(Data records)
▬▬▬▬▬▬
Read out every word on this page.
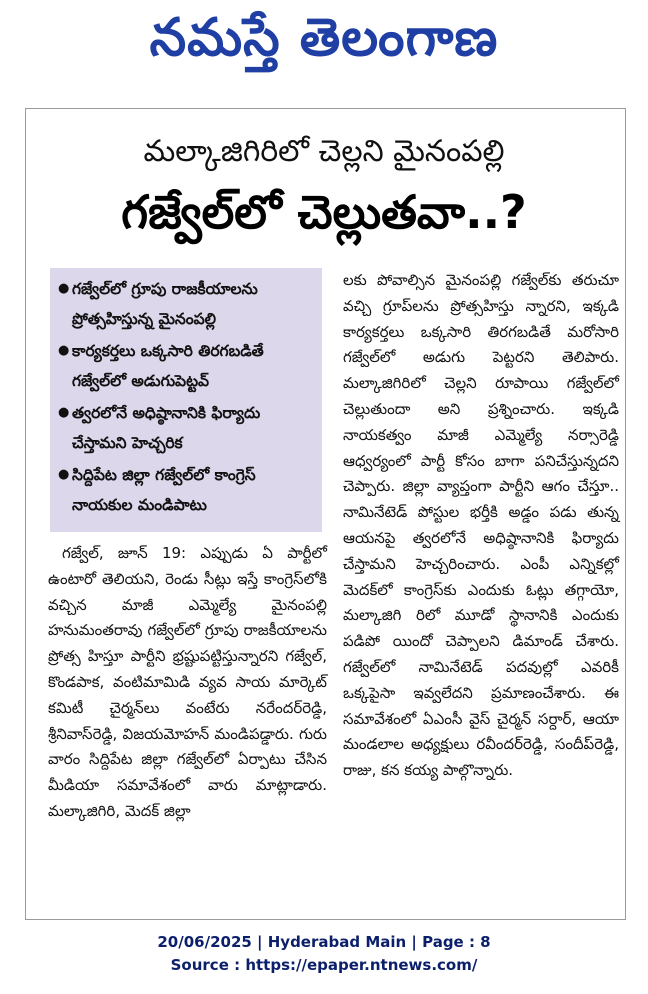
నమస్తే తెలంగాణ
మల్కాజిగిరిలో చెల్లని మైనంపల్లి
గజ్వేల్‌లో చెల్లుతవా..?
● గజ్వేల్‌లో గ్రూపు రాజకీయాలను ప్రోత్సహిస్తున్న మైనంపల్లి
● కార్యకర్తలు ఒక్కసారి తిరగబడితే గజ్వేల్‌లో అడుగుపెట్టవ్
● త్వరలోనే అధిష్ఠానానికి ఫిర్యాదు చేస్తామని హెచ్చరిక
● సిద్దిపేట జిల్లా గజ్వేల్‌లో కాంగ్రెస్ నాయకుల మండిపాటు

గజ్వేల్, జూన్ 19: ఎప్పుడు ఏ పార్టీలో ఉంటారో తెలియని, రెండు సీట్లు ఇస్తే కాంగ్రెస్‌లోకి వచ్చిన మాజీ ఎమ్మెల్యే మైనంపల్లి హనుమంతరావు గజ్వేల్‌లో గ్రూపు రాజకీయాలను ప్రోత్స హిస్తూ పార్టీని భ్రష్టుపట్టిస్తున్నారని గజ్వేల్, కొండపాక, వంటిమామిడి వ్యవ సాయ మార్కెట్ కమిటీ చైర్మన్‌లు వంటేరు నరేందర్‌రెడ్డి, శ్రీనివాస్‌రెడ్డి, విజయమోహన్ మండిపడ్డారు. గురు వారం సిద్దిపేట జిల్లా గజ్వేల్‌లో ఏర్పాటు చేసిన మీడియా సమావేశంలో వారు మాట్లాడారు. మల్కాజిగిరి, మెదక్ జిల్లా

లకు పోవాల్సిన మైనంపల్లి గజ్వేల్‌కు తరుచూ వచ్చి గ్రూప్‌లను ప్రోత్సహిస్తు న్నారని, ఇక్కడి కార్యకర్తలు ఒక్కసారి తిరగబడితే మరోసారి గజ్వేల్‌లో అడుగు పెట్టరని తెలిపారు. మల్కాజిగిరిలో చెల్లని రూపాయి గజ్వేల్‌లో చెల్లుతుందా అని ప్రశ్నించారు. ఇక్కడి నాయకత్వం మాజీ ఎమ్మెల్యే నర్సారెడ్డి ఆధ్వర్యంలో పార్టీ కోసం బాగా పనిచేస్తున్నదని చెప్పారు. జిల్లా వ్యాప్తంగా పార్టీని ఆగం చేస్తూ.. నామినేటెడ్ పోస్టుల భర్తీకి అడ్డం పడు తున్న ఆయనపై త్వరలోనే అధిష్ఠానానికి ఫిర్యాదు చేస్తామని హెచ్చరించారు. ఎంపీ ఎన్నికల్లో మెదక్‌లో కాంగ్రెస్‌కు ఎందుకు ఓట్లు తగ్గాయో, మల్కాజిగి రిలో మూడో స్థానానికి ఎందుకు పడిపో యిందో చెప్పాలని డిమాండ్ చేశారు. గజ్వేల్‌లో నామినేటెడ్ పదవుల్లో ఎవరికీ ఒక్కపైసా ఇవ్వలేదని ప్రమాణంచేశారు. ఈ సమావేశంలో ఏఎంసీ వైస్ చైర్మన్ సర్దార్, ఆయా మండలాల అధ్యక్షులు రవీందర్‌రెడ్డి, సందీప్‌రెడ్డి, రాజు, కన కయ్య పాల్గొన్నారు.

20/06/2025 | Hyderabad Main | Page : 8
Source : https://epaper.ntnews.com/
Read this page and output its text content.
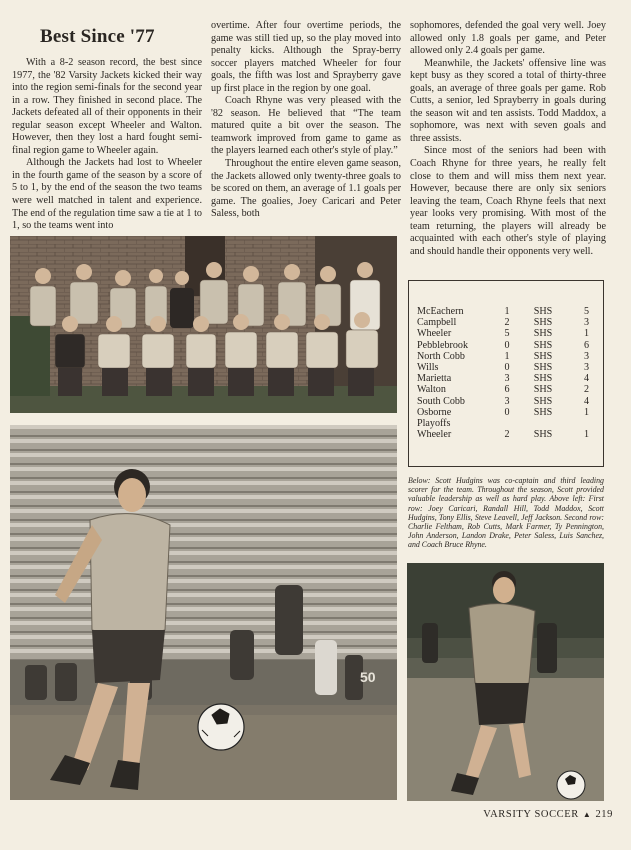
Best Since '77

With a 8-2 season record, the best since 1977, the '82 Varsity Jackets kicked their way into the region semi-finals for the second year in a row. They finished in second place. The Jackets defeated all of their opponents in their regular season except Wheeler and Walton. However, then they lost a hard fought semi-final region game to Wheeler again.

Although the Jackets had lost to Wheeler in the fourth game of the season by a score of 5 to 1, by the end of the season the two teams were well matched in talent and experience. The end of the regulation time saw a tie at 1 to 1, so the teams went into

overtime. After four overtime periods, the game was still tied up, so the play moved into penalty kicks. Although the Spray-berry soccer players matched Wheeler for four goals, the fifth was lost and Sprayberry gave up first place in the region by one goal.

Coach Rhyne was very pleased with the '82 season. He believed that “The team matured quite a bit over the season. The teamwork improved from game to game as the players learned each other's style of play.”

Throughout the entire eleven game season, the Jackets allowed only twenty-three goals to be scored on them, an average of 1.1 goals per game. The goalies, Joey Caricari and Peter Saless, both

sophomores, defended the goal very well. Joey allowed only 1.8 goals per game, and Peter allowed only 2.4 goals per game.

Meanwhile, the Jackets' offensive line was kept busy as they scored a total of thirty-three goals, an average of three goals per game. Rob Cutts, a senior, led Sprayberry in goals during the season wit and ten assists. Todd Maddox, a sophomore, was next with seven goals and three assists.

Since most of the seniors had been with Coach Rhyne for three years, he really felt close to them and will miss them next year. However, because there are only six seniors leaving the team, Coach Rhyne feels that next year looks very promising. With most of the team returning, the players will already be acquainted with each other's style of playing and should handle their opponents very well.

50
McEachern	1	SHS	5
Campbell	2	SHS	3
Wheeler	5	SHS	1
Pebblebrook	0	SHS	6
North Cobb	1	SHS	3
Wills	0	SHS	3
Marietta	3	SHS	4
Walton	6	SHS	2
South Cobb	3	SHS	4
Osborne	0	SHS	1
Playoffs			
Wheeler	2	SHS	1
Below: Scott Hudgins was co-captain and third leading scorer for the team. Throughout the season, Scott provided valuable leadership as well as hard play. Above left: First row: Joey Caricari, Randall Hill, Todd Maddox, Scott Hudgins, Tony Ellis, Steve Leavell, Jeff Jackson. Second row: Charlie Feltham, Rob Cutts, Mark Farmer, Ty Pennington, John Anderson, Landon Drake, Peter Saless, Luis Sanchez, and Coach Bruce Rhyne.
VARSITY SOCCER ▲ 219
▬▬▬▬▬▬
**WHAT IS REQUIRED**
Repeat the records above exactly, leaving out the pictures.

**TASK OUTPUT**
Read out every word on this page.
నమస్తే తెలంగాణ
మల్కాజిగిరిలో చెల్లని మైనంపల్లి
గజ్వేల్‌లో చెల్లుతవా..?
● గజ్వేల్‌లో గ్రూపు రాజకీయాలను ప్రోత్సహిస్తున్న మైనంపల్లి
● కార్యకర్తలు ఒక్కసారి తిరగబడితే గజ్వేల్‌లో అడుగుపెట్టవ్
● త్వరలోనే అధిష్ఠానానికి ఫిర్యాదు చేస్తామని హెచ్చరిక
● సిద్దిపేట జిల్లా గజ్వేల్‌లో కాంగ్రెస్ నాయకుల మండిపాటు

గజ్వేల్, జూన్ 19: ఎప్పుడు ఏ పార్టీలో ఉంటారో తెలియని, రెండు సీట్లు ఇస్తే కాంగ్రెస్‌లోకి వచ్చిన మాజీ ఎమ్మెల్యే మైనంపల్లి హనుమంతరావు గజ్వేల్‌లో గ్రూపు రాజకీయాలను ప్రోత్స హిస్తూ పార్టీని భ్రష్టుపట్టిస్తున్నారని గజ్వేల్, కొండపాక, వంటిమామిడి వ్యవ సాయ మార్కెట్ కమిటీ చైర్మన్‌లు వంటేరు నరేందర్‌రెడ్డి, శ్రీనివాస్‌రెడ్డి, విజయమోహన్ మండిపడ్డారు. గురు వారం సిద్దిపేట జిల్లా గజ్వేల్‌లో ఏర్పాటు చేసిన మీడియా సమావేశంలో వారు మాట్లాడారు. మల్కాజిగిరి, మెదక్ జిల్లా

లకు పోవాల్సిన మైనంపల్లి గజ్వేల్‌కు తరుచూ వచ్చి గ్రూప్‌లను ప్రోత్సహిస్తు న్నారని, ఇక్కడి కార్యకర్తలు ఒక్కసారి తిరగబడితే మరోసారి గజ్వేల్‌లో అడుగు పెట్టరని తెలిపారు. మల్కాజిగిరిలో చెల్లని రూపాయి గజ్వేల్‌లో చెల్లుతుందా అని ప్రశ్నించారు. ఇక్కడి నాయకత్వం మాజీ ఎమ్మెల్యే నర్సారెడ్డి ఆధ్వర్యంలో పార్టీ కోసం బాగా పనిచేస్తున్నదని చెప్పారు. జిల్లా వ్యాప్తంగా పార్టీని ఆగం చేస్తూ.. నామినేటెడ్ పోస్టుల భర్తీకి అడ్డం పడు తున్న ఆయనపై త్వరలోనే అధిష్ఠానానికి ఫిర్యాదు చేస్తామని హెచ్చరించారు. ఎంపీ ఎన్నికల్లో మెదక్‌లో కాంగ్రెస్‌కు ఎందుకు ఓట్లు తగ్గాయో, మల్కాజిగి రిలో మూడో స్థానానికి ఎందుకు పడిపో యిందో చెప్పాలని డిమాండ్ చేశారు. గజ్వేల్‌లో నామినేటెడ్ పదవుల్లో ఎవరికీ ఒక్కపైసా ఇవ్వలేదని ప్రమాణంచేశారు. ఈ సమావేశంలో ఏఎంసీ వైస్ చైర్మన్ సర్దార్, ఆయా మండలాల అధ్యక్షులు రవీందర్‌రెడ్డి, సందీప్‌రెడ్డి, రాజు, కన కయ్య పాల్గొన్నారు.

20/06/2025 | Hyderabad Main | Page : 8
Source : https://epaper.ntnews.com/
Read this page and output its text content.
Best Since '77

With a 8-2 season record, the best since 1977, the '82 Varsity Jackets kicked their way into the region semi-finals for the second year in a row. They finished in second place. The Jackets defeated all of their opponents in their regular season except Wheeler and Walton. However, then they lost a hard fought semi-final region game to Wheeler again.

Although the Jackets had lost to Wheeler in the fourth game of the season by a score of 5 to 1, by the end of the season the two teams were well matched in talent and experience. The end of the regulation time saw a tie at 1 to 1, so the teams went into

overtime. After four overtime periods, the game was still tied up, so the play moved into penalty kicks. Although the Spray-berry soccer players matched Wheeler for four goals, the fifth was lost and Sprayberry gave up first place in the region by one goal.

Coach Rhyne was very pleased with the '82 season. He believed that “The team matured quite a bit over the season. The teamwork improved from game to game as the players learned each other's style of play.”

Throughout the entire eleven game season, the Jackets allowed only twenty-three goals to be scored on them, an average of 1.1 goals per game. The goalies, Joey Caricari and Peter Saless, both

sophomores, defended the goal very well. Joey allowed only 1.8 goals per game, and Peter allowed only 2.4 goals per game.

Meanwhile, the Jackets' offensive line was kept busy as they scored a total of thirty-three goals, an average of three goals per game. Rob Cutts, a senior, led Sprayberry in goals during the season wit and ten assists. Todd Maddox, a sophomore, was next with seven goals and three assists.

Since most of the seniors had been with Coach Rhyne for three years, he really felt close to them and will miss them next year. However, because there are only six seniors leaving the team, Coach Rhyne feels that next year looks very promising. With most of the team returning, the players will already be acquainted with each other's style of playing and should handle their opponents very well.

50
McEachern	1	SHS	5
Campbell	2	SHS	3
Wheeler	5	SHS	1
Pebblebrook	0	SHS	6
North Cobb	1	SHS	3
Wills	0	SHS	3
Marietta	3	SHS	4
Walton	6	SHS	2
South Cobb	3	SHS	4
Osborne	0	SHS	1
Playoffs			
Wheeler	2	SHS	1
Below: Scott Hudgins was co-captain and third leading scorer for the team. Throughout the season, Scott provided valuable leadership as well as hard play. Above left: First row: Joey Caricari, Randall Hill, Todd Maddox, Scott Hudgins, Tony Ellis, Steve Leavell, Jeff Jackson. Second row: Charlie Feltham, Rob Cutts, Mark Farmer, Ty Pennington, John Anderson, Landon Drake, Peter Saless, Luis Sanchez, and Coach Bruce Rhyne.
VARSITY SOCCER ▲ 219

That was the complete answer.